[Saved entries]

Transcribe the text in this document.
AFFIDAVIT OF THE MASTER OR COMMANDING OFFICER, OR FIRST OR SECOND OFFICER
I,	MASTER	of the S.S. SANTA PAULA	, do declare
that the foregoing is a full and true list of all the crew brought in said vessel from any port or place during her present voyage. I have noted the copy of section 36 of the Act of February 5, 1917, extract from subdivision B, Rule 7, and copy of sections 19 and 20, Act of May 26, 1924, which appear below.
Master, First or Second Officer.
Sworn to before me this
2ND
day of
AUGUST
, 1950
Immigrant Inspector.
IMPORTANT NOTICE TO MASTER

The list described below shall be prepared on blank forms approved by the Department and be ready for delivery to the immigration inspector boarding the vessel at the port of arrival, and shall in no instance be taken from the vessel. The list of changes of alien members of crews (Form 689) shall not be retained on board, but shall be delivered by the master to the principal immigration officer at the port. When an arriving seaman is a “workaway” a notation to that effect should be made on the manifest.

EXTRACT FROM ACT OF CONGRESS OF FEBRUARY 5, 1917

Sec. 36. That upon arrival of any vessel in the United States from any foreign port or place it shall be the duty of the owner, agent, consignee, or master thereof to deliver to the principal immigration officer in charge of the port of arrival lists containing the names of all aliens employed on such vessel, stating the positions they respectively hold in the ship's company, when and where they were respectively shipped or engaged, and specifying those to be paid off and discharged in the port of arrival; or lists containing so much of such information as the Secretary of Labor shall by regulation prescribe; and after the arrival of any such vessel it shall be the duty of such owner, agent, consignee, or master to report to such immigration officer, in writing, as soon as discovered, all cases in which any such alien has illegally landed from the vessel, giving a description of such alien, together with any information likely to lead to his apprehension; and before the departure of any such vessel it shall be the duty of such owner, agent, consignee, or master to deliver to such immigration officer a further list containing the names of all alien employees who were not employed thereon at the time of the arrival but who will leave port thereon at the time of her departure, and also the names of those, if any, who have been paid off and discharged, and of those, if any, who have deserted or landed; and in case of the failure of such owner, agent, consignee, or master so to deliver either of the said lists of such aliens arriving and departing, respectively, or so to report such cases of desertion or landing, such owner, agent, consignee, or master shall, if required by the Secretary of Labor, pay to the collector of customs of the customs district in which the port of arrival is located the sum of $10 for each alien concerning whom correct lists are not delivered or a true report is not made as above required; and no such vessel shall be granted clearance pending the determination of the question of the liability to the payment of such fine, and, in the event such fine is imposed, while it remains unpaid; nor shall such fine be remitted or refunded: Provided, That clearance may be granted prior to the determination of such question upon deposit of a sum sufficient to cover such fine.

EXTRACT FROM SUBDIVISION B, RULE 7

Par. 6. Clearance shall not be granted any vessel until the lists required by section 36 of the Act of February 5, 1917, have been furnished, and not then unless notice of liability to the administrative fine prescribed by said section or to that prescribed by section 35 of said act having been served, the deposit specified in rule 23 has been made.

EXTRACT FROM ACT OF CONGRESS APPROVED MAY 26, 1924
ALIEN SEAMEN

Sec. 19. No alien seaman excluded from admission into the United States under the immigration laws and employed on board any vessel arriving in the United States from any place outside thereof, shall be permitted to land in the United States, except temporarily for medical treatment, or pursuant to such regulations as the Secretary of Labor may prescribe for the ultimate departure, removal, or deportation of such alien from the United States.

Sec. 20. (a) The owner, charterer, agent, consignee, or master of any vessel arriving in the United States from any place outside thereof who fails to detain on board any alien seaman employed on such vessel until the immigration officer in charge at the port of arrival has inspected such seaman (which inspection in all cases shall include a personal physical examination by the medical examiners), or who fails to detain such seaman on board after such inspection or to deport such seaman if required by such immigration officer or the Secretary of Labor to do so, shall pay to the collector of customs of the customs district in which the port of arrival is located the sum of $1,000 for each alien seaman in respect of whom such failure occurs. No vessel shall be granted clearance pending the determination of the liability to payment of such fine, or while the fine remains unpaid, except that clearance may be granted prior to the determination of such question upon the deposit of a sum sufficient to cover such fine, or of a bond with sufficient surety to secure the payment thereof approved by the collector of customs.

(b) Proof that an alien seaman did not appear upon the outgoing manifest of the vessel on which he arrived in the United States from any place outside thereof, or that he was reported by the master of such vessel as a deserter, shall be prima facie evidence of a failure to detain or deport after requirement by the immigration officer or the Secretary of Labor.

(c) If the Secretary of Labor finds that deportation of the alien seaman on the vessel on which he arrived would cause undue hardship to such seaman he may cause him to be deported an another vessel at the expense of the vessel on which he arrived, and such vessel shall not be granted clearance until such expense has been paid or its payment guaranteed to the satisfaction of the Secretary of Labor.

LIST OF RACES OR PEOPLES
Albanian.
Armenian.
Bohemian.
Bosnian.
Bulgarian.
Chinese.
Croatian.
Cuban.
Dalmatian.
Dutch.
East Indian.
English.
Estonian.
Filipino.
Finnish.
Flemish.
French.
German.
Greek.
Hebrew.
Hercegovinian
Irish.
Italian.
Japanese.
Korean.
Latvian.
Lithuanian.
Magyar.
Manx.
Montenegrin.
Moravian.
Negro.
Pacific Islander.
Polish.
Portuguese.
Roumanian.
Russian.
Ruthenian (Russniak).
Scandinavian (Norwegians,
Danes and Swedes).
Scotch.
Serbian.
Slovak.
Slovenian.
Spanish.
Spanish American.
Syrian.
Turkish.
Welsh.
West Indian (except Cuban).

• [WHAT IS REQUIRED] Looking at the records above, tally the lines holding "this" and reply with that number only.

• [RESPONSE] 2